— start of Entries —

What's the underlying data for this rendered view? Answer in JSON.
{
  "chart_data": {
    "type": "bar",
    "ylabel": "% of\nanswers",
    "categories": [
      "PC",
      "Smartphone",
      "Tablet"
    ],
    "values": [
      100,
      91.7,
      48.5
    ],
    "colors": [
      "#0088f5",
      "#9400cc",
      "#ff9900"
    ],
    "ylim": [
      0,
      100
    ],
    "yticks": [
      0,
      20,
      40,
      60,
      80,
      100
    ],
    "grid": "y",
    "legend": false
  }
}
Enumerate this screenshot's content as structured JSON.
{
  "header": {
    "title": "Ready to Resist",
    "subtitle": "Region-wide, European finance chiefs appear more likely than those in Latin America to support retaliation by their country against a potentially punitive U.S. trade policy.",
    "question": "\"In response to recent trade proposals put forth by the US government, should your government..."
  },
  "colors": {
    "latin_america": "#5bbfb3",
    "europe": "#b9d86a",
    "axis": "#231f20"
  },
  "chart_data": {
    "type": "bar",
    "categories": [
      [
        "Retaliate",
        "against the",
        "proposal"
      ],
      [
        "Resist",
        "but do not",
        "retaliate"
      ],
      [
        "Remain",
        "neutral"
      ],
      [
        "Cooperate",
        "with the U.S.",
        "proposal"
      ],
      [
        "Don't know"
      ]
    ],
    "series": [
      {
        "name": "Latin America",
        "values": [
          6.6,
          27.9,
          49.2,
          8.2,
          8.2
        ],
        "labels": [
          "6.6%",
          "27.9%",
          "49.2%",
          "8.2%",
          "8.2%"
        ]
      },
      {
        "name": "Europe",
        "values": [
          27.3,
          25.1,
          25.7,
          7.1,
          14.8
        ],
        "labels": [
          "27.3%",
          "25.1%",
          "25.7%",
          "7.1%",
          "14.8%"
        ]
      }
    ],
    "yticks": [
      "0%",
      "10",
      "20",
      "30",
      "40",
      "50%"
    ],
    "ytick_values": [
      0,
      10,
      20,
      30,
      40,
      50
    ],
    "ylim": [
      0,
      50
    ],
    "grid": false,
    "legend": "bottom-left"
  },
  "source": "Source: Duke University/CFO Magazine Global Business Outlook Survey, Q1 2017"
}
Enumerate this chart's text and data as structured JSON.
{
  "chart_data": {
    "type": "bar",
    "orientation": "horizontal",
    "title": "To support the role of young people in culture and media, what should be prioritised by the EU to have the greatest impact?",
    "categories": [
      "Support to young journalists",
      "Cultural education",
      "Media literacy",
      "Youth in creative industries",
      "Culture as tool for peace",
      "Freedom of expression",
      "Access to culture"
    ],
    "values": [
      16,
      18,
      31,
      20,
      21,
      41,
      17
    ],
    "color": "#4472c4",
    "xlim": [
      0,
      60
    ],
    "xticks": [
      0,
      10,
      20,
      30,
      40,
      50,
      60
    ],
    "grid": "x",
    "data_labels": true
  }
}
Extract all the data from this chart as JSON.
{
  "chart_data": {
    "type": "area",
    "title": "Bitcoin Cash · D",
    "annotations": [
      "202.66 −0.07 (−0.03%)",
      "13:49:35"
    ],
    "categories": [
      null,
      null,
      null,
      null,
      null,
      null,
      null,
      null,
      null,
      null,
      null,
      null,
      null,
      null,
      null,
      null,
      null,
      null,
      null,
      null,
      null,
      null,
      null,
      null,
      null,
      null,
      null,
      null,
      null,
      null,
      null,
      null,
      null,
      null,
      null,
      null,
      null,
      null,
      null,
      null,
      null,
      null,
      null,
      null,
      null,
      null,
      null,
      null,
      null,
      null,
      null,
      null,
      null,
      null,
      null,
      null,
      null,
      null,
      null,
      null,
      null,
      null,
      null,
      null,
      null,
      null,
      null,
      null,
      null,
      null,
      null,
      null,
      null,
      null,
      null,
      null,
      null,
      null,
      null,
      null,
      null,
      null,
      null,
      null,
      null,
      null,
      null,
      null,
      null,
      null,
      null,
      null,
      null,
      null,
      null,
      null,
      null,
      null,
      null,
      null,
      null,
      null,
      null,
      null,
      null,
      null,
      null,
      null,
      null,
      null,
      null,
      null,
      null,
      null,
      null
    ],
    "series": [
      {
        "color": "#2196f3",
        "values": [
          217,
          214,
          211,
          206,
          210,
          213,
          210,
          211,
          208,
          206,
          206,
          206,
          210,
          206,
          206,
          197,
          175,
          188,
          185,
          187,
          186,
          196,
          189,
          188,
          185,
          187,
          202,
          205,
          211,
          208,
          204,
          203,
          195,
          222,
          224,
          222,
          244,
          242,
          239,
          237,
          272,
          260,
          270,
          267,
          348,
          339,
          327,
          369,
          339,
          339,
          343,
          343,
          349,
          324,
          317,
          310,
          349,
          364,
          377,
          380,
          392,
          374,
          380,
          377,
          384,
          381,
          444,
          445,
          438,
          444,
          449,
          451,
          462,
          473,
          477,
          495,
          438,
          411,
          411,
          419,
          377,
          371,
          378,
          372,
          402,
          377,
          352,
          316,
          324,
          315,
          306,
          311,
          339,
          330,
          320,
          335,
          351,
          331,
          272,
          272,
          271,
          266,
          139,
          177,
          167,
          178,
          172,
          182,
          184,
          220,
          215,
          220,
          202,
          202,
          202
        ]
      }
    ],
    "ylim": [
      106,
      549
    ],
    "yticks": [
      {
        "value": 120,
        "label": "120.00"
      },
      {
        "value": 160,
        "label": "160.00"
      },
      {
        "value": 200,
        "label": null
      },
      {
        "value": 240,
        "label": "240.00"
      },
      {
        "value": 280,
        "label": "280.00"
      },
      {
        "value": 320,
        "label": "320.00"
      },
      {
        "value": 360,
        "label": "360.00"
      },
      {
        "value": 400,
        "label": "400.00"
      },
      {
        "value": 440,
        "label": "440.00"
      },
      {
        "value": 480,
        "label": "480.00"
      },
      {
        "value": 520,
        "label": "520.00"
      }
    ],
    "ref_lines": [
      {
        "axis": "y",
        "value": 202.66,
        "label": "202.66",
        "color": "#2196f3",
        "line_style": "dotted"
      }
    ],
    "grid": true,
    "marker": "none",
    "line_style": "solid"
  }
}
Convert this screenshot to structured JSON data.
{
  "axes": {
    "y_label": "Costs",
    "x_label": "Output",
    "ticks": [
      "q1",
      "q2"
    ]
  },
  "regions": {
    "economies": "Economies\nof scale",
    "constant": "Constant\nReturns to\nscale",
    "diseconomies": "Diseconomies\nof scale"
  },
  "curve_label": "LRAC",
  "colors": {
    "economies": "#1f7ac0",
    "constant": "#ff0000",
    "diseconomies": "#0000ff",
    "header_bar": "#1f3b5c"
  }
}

— end of Entries —

### [Task statement]
Restate each entry exactly, skipping none.

### [Expected answer]
What's the underlying data for this rendered view? Answer in JSON.
{
  "chart_data": {
    "type": "bar",
    "ylabel": "% of\nanswers",
    "categories": [
      "PC",
      "Smartphone",
      "Tablet"
    ],
    "values": [
      100,
      91.7,
      48.5
    ],
    "colors": [
      "#0088f5",
      "#9400cc",
      "#ff9900"
    ],
    "ylim": [
      0,
      100
    ],
    "yticks": [
      0,
      20,
      40,
      60,
      80,
      100
    ],
    "grid": "y",
    "legend": false
  }
}
Enumerate this screenshot's content as structured JSON.
{
  "header": {
    "title": "Ready to Resist",
    "subtitle": "Region-wide, European finance chiefs appear more likely than those in Latin America to support retaliation by their country against a potentially punitive U.S. trade policy.",
    "question": "\"In response to recent trade proposals put forth by the US government, should your government..."
  },
  "colors": {
    "latin_america": "#5bbfb3",
    "europe": "#b9d86a",
    "axis": "#231f20"
  },
  "chart_data": {
    "type": "bar",
    "categories": [
      [
        "Retaliate",
        "against the",
        "proposal"
      ],
      [
        "Resist",
        "but do not",
        "retaliate"
      ],
      [
        "Remain",
        "neutral"
      ],
      [
        "Cooperate",
        "with the U.S.",
        "proposal"
      ],
      [
        "Don't know"
      ]
    ],
    "series": [
      {
        "name": "Latin America",
        "values": [
          6.6,
          27.9,
          49.2,
          8.2,
          8.2
        ],
        "labels": [
          "6.6%",
          "27.9%",
          "49.2%",
          "8.2%",
          "8.2%"
        ]
      },
      {
        "name": "Europe",
        "values": [
          27.3,
          25.1,
          25.7,
          7.1,
          14.8
        ],
        "labels": [
          "27.3%",
          "25.1%",
          "25.7%",
          "7.1%",
          "14.8%"
        ]
      }
    ],
    "yticks": [
      "0%",
      "10",
      "20",
      "30",
      "40",
      "50%"
    ],
    "ytick_values": [
      0,
      10,
      20,
      30,
      40,
      50
    ],
    "ylim": [
      0,
      50
    ],
    "grid": false,
    "legend": "bottom-left"
  },
  "source": "Source: Duke University/CFO Magazine Global Business Outlook Survey, Q1 2017"
}
Enumerate this chart's text and data as structured JSON.
{
  "chart_data": {
    "type": "bar",
    "orientation": "horizontal",
    "title": "To support the role of young people in culture and media, what should be prioritised by the EU to have the greatest impact?",
    "categories": [
      "Support to young journalists",
      "Cultural education",
      "Media literacy",
      "Youth in creative industries",
      "Culture as tool for peace",
      "Freedom of expression",
      "Access to culture"
    ],
    "values": [
      16,
      18,
      31,
      20,
      21,
      41,
      17
    ],
    "color": "#4472c4",
    "xlim": [
      0,
      60
    ],
    "xticks": [
      0,
      10,
      20,
      30,
      40,
      50,
      60
    ],
    "grid": "x",
    "data_labels": true
  }
}
Extract all the data from this chart as JSON.
{
  "chart_data": {
    "type": "area",
    "title": "Bitcoin Cash · D",
    "annotations": [
      "202.66 −0.07 (−0.03%)",
      "13:49:35"
    ],
    "categories": [
      null,
      null,
      null,
      null,
      null,
      null,
      null,
      null,
      null,
      null,
      null,
      null,
      null,
      null,
      null,
      null,
      null,
      null,
      null,
      null,
      null,
      null,
      null,
      null,
      null,
      null,
      null,
      null,
      null,
      null,
      null,
      null,
      null,
      null,
      null,
      null,
      null,
      null,
      null,
      null,
      null,
      null,
      null,
      null,
      null,
      null,
      null,
      null,
      null,
      null,
      null,
      null,
      null,
      null,
      null,
      null,
      null,
      null,
      null,
      null,
      null,
      null,
      null,
      null,
      null,
      null,
      null,
      null,
      null,
      null,
      null,
      null,
      null,
      null,
      null,
      null,
      null,
      null,
      null,
      null,
      null,
      null,
      null,
      null,
      null,
      null,
      null,
      null,
      null,
      null,
      null,
      null,
      null,
      null,
      null,
      null,
      null,
      null,
      null,
      null,
      null,
      null,
      null,
      null,
      null,
      null,
      null,
      null,
      null,
      null,
      null,
      null,
      null,
      null,
      null
    ],
    "series": [
      {
        "color": "#2196f3",
        "values": [
          217,
          214,
          211,
          206,
          210,
          213,
          210,
          211,
          208,
          206,
          206,
          206,
          210,
          206,
          206,
          197,
          175,
          188,
          185,
          187,
          186,
          196,
          189,
          188,
          185,
          187,
          202,
          205,
          211,
          208,
          204,
          203,
          195,
          222,
          224,
          222,
          244,
          242,
          239,
          237,
          272,
          260,
          270,
          267,
          348,
          339,
          327,
          369,
          339,
          339,
          343,
          343,
          349,
          324,
          317,
          310,
          349,
          364,
          377,
          380,
          392,
          374,
          380,
          377,
          384,
          381,
          444,
          445,
          438,
          444,
          449,
          451,
          462,
          473,
          477,
          495,
          438,
          411,
          411,
          419,
          377,
          371,
          378,
          372,
          402,
          377,
          352,
          316,
          324,
          315,
          306,
          311,
          339,
          330,
          320,
          335,
          351,
          331,
          272,
          272,
          271,
          266,
          139,
          177,
          167,
          178,
          172,
          182,
          184,
          220,
          215,
          220,
          202,
          202,
          202
        ]
      }
    ],
    "ylim": [
      106,
      549
    ],
    "yticks": [
      {
        "value": 120,
        "label": "120.00"
      },
      {
        "value": 160,
        "label": "160.00"
      },
      {
        "value": 200,
        "label": null
      },
      {
        "value": 240,
        "label": "240.00"
      },
      {
        "value": 280,
        "label": "280.00"
      },
      {
        "value": 320,
        "label": "320.00"
      },
      {
        "value": 360,
        "label": "360.00"
      },
      {
        "value": 400,
        "label": "400.00"
      },
      {
        "value": 440,
        "label": "440.00"
      },
      {
        "value": 480,
        "label": "480.00"
      },
      {
        "value": 520,
        "label": "520.00"
      }
    ],
    "ref_lines": [
      {
        "axis": "y",
        "value": 202.66,
        "label": "202.66",
        "color": "#2196f3",
        "line_style": "dotted"
      }
    ],
    "grid": true,
    "marker": "none",
    "line_style": "solid"
  }
}
Convert this screenshot to structured JSON data.
{
  "axes": {
    "y_label": "Costs",
    "x_label": "Output",
    "ticks": [
      "q1",
      "q2"
    ]
  },
  "regions": {
    "economies": "Economies\nof scale",
    "constant": "Constant\nReturns to\nscale",
    "diseconomies": "Diseconomies\nof scale"
  },
  "curve_label": "LRAC",
  "colors": {
    "economies": "#1f7ac0",
    "constant": "#ff0000",
    "diseconomies": "#0000ff",
    "header_bar": "#1f3b5c"
  }
}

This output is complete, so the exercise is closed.